Below are entries to be transcribed exactly; exclude the pictures from the copy.

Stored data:
----------------------------------------

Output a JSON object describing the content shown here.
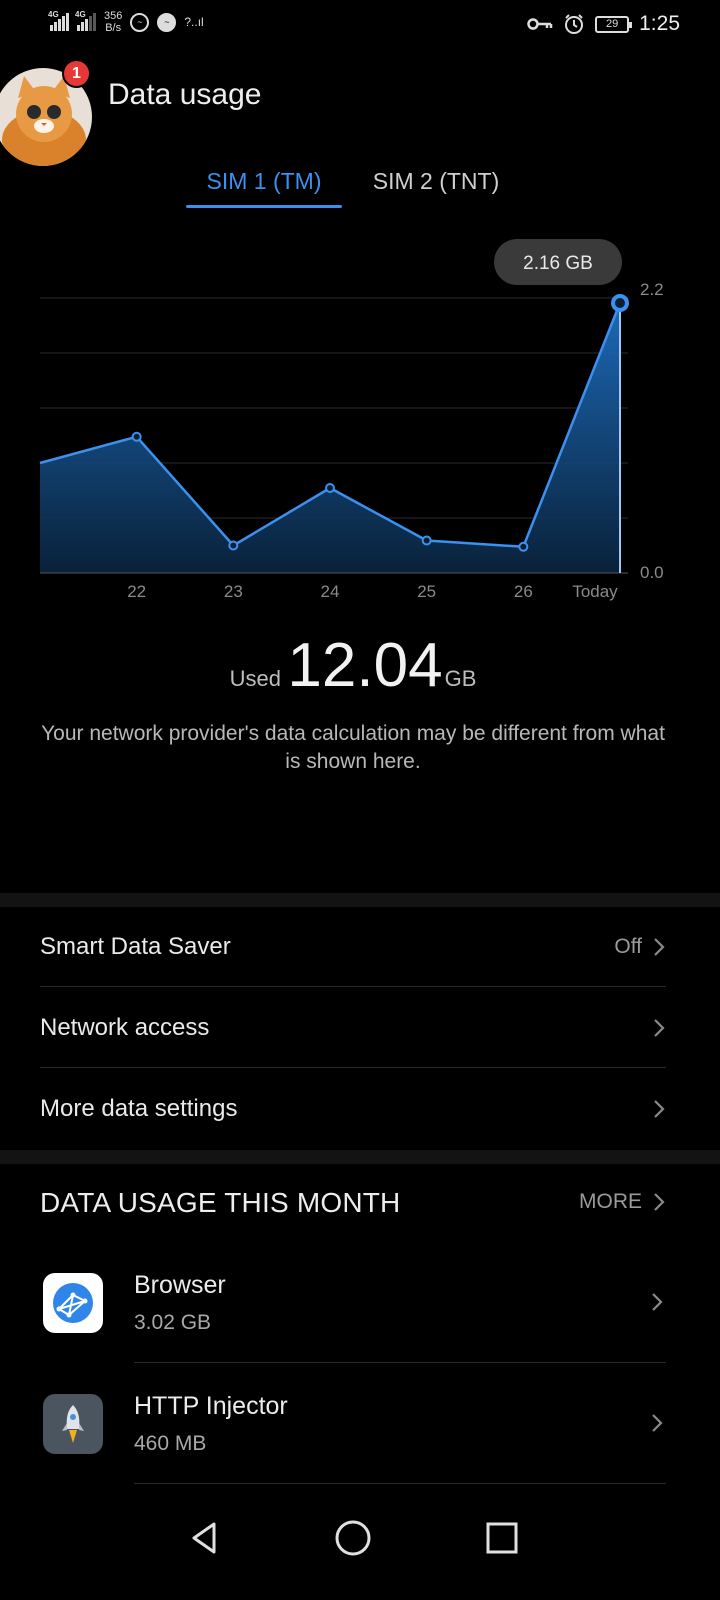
{
  "status_bar": {
    "net1": "4G",
    "net2": "4G",
    "speed_value": "356",
    "speed_unit": "B/s",
    "battery": "29",
    "time": "1:25",
    "icons": [
      "signal-icon",
      "messenger-icon",
      "wifi-icon",
      "vpn-key-icon",
      "alarm-icon",
      "battery-icon"
    ]
  },
  "header": {
    "title": "Data usage",
    "notification_count": "1"
  },
  "tabs": [
    {
      "label": "SIM 1 (TM)",
      "active": true
    },
    {
      "label": "SIM 2 (TNT)",
      "active": false
    }
  ],
  "accent_color": "#3b91f0",
  "chart_data": {
    "type": "area",
    "x": [
      "21",
      "22",
      "23",
      "24",
      "25",
      "26",
      "Today"
    ],
    "x_tick_labels": [
      "22",
      "23",
      "24",
      "25",
      "26",
      "Today"
    ],
    "values": [
      0.88,
      1.09,
      0.22,
      0.68,
      0.26,
      0.21,
      2.16
    ],
    "ylim": [
      0.0,
      2.2
    ],
    "y_tick_labels": [
      "2.2",
      "0.0"
    ],
    "highlight_label": "2.16 GB",
    "grid": true
  },
  "usage": {
    "used_label": "Used",
    "value": "12.04",
    "unit": "GB",
    "disclaimer": "Your network provider's data calculation may be different from what is shown here."
  },
  "settings": [
    {
      "label": "Smart Data Saver",
      "value": "Off"
    },
    {
      "label": "Network access",
      "value": ""
    },
    {
      "label": "More data settings",
      "value": ""
    }
  ],
  "month_section": {
    "title": "DATA USAGE THIS MONTH",
    "more_label": "MORE",
    "apps": [
      {
        "name": "Browser",
        "size": "3.02 GB",
        "icon": "browser-icon"
      },
      {
        "name": "HTTP Injector",
        "size": "460 MB",
        "icon": "http-injector-icon"
      }
    ]
  },
  "nav": [
    "back-icon",
    "home-icon",
    "recents-icon"
  ]
}
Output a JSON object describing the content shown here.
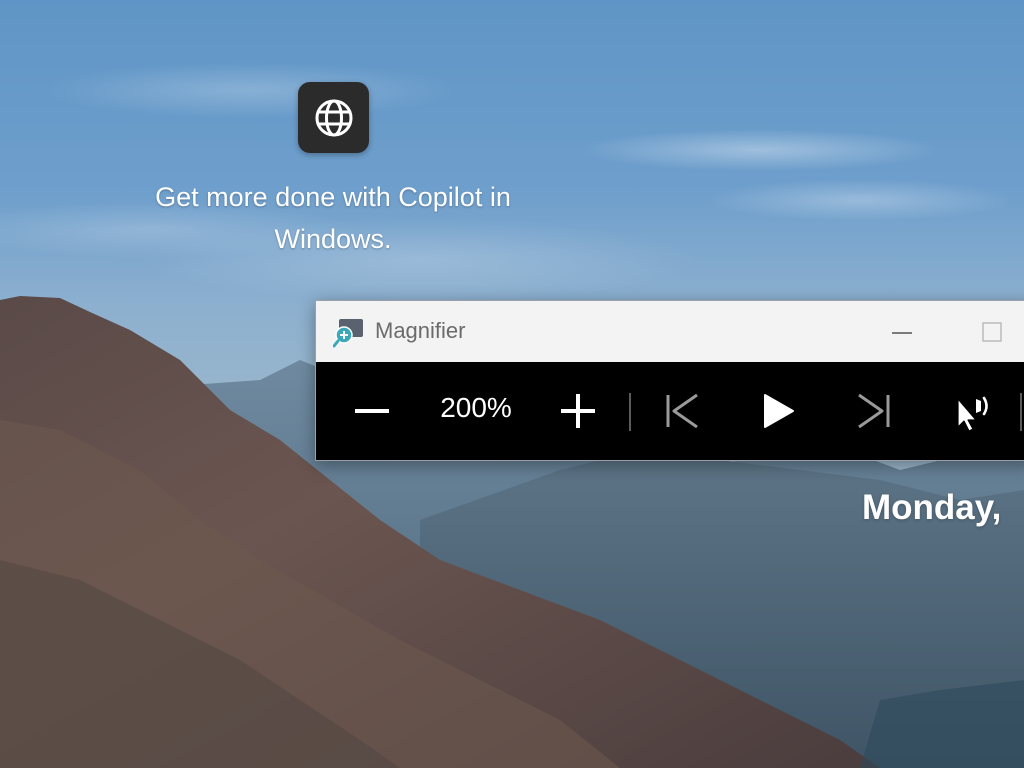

----------------------------------------

Final result:
Output a JSON object describing the content shown here.
{
  "status_bar": {
    "net1": "4G",
    "net2": "4G",
    "speed_value": "356",
    "speed_unit": "B/s",
    "battery": "29",
    "time": "1:25",
    "icons": [
      "signal-icon",
      "messenger-icon",
      "wifi-icon",
      "vpn-key-icon",
      "alarm-icon",
      "battery-icon"
    ]
  },
  "header": {
    "title": "Data usage",
    "notification_count": "1"
  },
  "tabs": [
    {
      "label": "SIM 1 (TM)",
      "active": true
    },
    {
      "label": "SIM 2 (TNT)",
      "active": false
    }
  ],
  "accent_color": "#3b91f0",
  "chart_data": {
    "type": "area",
    "x": [
      "21",
      "22",
      "23",
      "24",
      "25",
      "26",
      "Today"
    ],
    "x_tick_labels": [
      "22",
      "23",
      "24",
      "25",
      "26",
      "Today"
    ],
    "values": [
      0.88,
      1.09,
      0.22,
      0.68,
      0.26,
      0.21,
      2.16
    ],
    "ylim": [
      0.0,
      2.2
    ],
    "y_tick_labels": [
      "2.2",
      "0.0"
    ],
    "highlight_label": "2.16 GB",
    "grid": true
  },
  "usage": {
    "used_label": "Used",
    "value": "12.04",
    "unit": "GB",
    "disclaimer": "Your network provider's data calculation may be different from what is shown here."
  },
  "settings": [
    {
      "label": "Smart Data Saver",
      "value": "Off"
    },
    {
      "label": "Network access",
      "value": ""
    },
    {
      "label": "More data settings",
      "value": ""
    }
  ],
  "month_section": {
    "title": "DATA USAGE THIS MONTH",
    "more_label": "MORE",
    "apps": [
      {
        "name": "Browser",
        "size": "3.02 GB",
        "icon": "browser-icon"
      },
      {
        "name": "HTTP Injector",
        "size": "460 MB",
        "icon": "http-injector-icon"
      }
    ]
  },
  "nav": [
    "back-icon",
    "home-icon",
    "recents-icon"
  ]
}
Output a JSON object describing the content shown here.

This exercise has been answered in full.